▶ Extracted records:
******************************

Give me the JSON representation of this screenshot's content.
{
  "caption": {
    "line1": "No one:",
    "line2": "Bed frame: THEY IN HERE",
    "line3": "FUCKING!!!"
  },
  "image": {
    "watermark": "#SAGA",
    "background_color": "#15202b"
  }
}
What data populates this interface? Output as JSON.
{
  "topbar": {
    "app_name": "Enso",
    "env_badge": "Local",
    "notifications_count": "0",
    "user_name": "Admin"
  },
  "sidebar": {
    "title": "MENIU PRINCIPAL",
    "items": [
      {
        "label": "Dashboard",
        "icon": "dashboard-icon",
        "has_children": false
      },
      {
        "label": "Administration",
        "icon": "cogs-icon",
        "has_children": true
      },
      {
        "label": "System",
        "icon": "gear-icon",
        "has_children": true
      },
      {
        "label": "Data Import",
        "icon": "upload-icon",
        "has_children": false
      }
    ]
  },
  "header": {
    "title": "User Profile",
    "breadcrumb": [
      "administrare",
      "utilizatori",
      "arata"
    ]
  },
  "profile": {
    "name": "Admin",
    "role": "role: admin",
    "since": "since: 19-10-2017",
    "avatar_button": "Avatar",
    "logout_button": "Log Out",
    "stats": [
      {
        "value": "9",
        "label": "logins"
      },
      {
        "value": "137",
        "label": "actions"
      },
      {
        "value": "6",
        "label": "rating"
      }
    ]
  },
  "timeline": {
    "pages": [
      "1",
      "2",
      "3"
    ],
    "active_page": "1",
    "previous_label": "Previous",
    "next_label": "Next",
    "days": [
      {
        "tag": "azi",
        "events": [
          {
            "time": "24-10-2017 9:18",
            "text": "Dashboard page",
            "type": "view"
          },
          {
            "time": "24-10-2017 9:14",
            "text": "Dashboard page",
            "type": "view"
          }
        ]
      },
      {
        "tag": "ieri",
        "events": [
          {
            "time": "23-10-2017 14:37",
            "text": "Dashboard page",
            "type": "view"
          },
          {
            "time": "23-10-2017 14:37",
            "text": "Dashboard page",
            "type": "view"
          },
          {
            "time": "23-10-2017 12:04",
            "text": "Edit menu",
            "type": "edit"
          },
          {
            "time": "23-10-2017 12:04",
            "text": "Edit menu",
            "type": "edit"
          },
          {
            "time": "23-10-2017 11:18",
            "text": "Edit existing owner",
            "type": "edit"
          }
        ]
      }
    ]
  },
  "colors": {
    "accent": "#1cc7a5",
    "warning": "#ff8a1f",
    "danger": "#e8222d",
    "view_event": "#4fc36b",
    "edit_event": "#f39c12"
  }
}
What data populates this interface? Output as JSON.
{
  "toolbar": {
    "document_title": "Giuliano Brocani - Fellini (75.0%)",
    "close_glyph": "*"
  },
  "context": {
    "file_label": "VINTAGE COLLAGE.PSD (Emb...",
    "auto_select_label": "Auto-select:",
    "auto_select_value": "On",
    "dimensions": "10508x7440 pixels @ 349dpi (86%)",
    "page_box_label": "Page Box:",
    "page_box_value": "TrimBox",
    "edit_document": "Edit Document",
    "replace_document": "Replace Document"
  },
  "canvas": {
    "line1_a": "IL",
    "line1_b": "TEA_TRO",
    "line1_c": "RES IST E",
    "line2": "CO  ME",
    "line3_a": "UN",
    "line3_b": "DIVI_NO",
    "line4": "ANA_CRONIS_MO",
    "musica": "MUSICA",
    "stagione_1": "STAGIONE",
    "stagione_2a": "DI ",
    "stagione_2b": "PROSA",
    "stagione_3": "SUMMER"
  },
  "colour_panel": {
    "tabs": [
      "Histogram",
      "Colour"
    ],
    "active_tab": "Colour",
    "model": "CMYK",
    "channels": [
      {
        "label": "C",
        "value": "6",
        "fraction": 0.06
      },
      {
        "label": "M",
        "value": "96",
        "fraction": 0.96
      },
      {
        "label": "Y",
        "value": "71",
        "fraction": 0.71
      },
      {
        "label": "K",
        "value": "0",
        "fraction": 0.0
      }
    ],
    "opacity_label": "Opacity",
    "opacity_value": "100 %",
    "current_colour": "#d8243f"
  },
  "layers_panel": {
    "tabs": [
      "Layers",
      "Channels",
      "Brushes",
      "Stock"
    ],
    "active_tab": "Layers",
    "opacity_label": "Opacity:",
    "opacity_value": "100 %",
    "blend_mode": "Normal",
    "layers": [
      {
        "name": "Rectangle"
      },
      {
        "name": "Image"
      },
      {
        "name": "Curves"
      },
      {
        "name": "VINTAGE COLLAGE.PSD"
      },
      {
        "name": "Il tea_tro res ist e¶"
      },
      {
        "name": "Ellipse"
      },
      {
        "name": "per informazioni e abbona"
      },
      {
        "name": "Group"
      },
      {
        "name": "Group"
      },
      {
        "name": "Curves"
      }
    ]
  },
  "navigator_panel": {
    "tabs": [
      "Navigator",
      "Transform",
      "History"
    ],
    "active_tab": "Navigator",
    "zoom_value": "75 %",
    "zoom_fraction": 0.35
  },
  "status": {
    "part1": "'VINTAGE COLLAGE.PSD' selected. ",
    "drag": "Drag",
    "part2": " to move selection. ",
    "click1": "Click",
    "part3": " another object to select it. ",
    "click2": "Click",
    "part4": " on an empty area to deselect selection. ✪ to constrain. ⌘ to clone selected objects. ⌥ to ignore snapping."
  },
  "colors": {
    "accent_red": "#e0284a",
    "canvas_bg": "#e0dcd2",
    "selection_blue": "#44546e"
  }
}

******************************

Print the records above exactly as they appear.

Give me the JSON representation of this screenshot's content.
{
  "caption": {
    "line1": "No one:",
    "line2": "Bed frame: THEY IN HERE",
    "line3": "FUCKING!!!"
  },
  "image": {
    "watermark": "#SAGA",
    "background_color": "#15202b"
  }
}
What data populates this interface? Output as JSON.
{
  "topbar": {
    "app_name": "Enso",
    "env_badge": "Local",
    "notifications_count": "0",
    "user_name": "Admin"
  },
  "sidebar": {
    "title": "MENIU PRINCIPAL",
    "items": [
      {
        "label": "Dashboard",
        "icon": "dashboard-icon",
        "has_children": false
      },
      {
        "label": "Administration",
        "icon": "cogs-icon",
        "has_children": true
      },
      {
        "label": "System",
        "icon": "gear-icon",
        "has_children": true
      },
      {
        "label": "Data Import",
        "icon": "upload-icon",
        "has_children": false
      }
    ]
  },
  "header": {
    "title": "User Profile",
    "breadcrumb": [
      "administrare",
      "utilizatori",
      "arata"
    ]
  },
  "profile": {
    "name": "Admin",
    "role": "role: admin",
    "since": "since: 19-10-2017",
    "avatar_button": "Avatar",
    "logout_button": "Log Out",
    "stats": [
      {
        "value": "9",
        "label": "logins"
      },
      {
        "value": "137",
        "label": "actions"
      },
      {
        "value": "6",
        "label": "rating"
      }
    ]
  },
  "timeline": {
    "pages": [
      "1",
      "2",
      "3"
    ],
    "active_page": "1",
    "previous_label": "Previous",
    "next_label": "Next",
    "days": [
      {
        "tag": "azi",
        "events": [
          {
            "time": "24-10-2017 9:18",
            "text": "Dashboard page",
            "type": "view"
          },
          {
            "time": "24-10-2017 9:14",
            "text": "Dashboard page",
            "type": "view"
          }
        ]
      },
      {
        "tag": "ieri",
        "events": [
          {
            "time": "23-10-2017 14:37",
            "text": "Dashboard page",
            "type": "view"
          },
          {
            "time": "23-10-2017 14:37",
            "text": "Dashboard page",
            "type": "view"
          },
          {
            "time": "23-10-2017 12:04",
            "text": "Edit menu",
            "type": "edit"
          },
          {
            "time": "23-10-2017 12:04",
            "text": "Edit menu",
            "type": "edit"
          },
          {
            "time": "23-10-2017 11:18",
            "text": "Edit existing owner",
            "type": "edit"
          }
        ]
      }
    ]
  },
  "colors": {
    "accent": "#1cc7a5",
    "warning": "#ff8a1f",
    "danger": "#e8222d",
    "view_event": "#4fc36b",
    "edit_event": "#f39c12"
  }
}
What data populates this interface? Output as JSON.
{
  "toolbar": {
    "document_title": "Giuliano Brocani - Fellini (75.0%)",
    "close_glyph": "*"
  },
  "context": {
    "file_label": "VINTAGE COLLAGE.PSD (Emb...",
    "auto_select_label": "Auto-select:",
    "auto_select_value": "On",
    "dimensions": "10508x7440 pixels @ 349dpi (86%)",
    "page_box_label": "Page Box:",
    "page_box_value": "TrimBox",
    "edit_document": "Edit Document",
    "replace_document": "Replace Document"
  },
  "canvas": {
    "line1_a": "IL",
    "line1_b": "TEA_TRO",
    "line1_c": "RES IST E",
    "line2": "CO  ME",
    "line3_a": "UN",
    "line3_b": "DIVI_NO",
    "line4": "ANA_CRONIS_MO",
    "musica": "MUSICA",
    "stagione_1": "STAGIONE",
    "stagione_2a": "DI ",
    "stagione_2b": "PROSA",
    "stagione_3": "SUMMER"
  },
  "colour_panel": {
    "tabs": [
      "Histogram",
      "Colour"
    ],
    "active_tab": "Colour",
    "model": "CMYK",
    "channels": [
      {
        "label": "C",
        "value": "6",
        "fraction": 0.06
      },
      {
        "label": "M",
        "value": "96",
        "fraction": 0.96
      },
      {
        "label": "Y",
        "value": "71",
        "fraction": 0.71
      },
      {
        "label": "K",
        "value": "0",
        "fraction": 0.0
      }
    ],
    "opacity_label": "Opacity",
    "opacity_value": "100 %",
    "current_colour": "#d8243f"
  },
  "layers_panel": {
    "tabs": [
      "Layers",
      "Channels",
      "Brushes",
      "Stock"
    ],
    "active_tab": "Layers",
    "opacity_label": "Opacity:",
    "opacity_value": "100 %",
    "blend_mode": "Normal",
    "layers": [
      {
        "name": "Rectangle"
      },
      {
        "name": "Image"
      },
      {
        "name": "Curves"
      },
      {
        "name": "VINTAGE COLLAGE.PSD"
      },
      {
        "name": "Il tea_tro res ist e¶"
      },
      {
        "name": "Ellipse"
      },
      {
        "name": "per informazioni e abbona"
      },
      {
        "name": "Group"
      },
      {
        "name": "Group"
      },
      {
        "name": "Curves"
      }
    ]
  },
  "navigator_panel": {
    "tabs": [
      "Navigator",
      "Transform",
      "History"
    ],
    "active_tab": "Navigator",
    "zoom_value": "75 %",
    "zoom_fraction": 0.35
  },
  "status": {
    "part1": "'VINTAGE COLLAGE.PSD' selected. ",
    "drag": "Drag",
    "part2": " to move selection. ",
    "click1": "Click",
    "part3": " another object to select it. ",
    "click2": "Click",
    "part4": " on an empty area to deselect selection. ✪ to constrain. ⌘ to clone selected objects. ⌥ to ignore snapping."
  },
  "colors": {
    "accent_red": "#e0284a",
    "canvas_bg": "#e0dcd2",
    "selection_blue": "#44546e"
  }
}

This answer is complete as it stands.